_Task statement_. Every entry must be copied word for word.

──────

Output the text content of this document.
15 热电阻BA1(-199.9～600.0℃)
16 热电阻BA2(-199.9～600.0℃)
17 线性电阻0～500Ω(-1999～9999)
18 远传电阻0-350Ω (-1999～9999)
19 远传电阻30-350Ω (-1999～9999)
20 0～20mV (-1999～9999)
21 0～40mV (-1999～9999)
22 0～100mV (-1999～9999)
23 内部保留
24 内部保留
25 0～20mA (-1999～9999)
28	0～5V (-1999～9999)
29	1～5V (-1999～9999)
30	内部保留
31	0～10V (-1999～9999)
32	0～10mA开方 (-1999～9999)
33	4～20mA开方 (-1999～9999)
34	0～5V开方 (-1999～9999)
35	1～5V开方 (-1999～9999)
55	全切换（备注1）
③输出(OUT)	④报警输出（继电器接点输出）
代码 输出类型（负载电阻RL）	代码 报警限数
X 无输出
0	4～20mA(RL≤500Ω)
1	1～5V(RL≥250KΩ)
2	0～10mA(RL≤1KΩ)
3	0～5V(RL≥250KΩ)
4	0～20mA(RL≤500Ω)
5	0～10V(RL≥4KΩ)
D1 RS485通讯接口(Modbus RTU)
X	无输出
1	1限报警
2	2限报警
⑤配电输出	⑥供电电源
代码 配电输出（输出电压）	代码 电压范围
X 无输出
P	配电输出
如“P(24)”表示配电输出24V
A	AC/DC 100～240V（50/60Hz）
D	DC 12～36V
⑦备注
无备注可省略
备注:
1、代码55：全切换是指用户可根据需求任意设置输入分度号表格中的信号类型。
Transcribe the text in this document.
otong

──────

_Task answer_.
Output the text content of this document.
15 热电阻BA1(-199.9～600.0℃)
16 热电阻BA2(-199.9～600.0℃)
17 线性电阻0～500Ω(-1999～9999)
18 远传电阻0-350Ω (-1999～9999)
19 远传电阻30-350Ω (-1999～9999)
20 0～20mV (-1999～9999)
21 0～40mV (-1999～9999)
22 0～100mV (-1999～9999)
23 内部保留
24 内部保留
25 0～20mA (-1999～9999)
28	0～5V (-1999～9999)
29	1～5V (-1999～9999)
30	内部保留
31	0～10V (-1999～9999)
32	0～10mA开方 (-1999～9999)
33	4～20mA开方 (-1999～9999)
34	0～5V开方 (-1999～9999)
35	1～5V开方 (-1999～9999)
55	全切换（备注1）
③输出(OUT)	④报警输出（继电器接点输出）
代码 输出类型（负载电阻RL）	代码 报警限数
X 无输出
0	4～20mA(RL≤500Ω)
1	1～5V(RL≥250KΩ)
2	0～10mA(RL≤1KΩ)
3	0～5V(RL≥250KΩ)
4	0～20mA(RL≤500Ω)
5	0～10V(RL≥4KΩ)
D1 RS485通讯接口(Modbus RTU)
X	无输出
1	1限报警
2	2限报警
⑤配电输出	⑥供电电源
代码 配电输出（输出电压）	代码 电压范围
X 无输出
P	配电输出
如“P(24)”表示配电输出24V
A	AC/DC 100～240V（50/60Hz）
D	DC 12～36V
⑦备注
无备注可省略
备注:
1、代码55：全切换是指用户可根据需求任意设置输入分度号表格中的信号类型。
Transcribe the text in this document.
otong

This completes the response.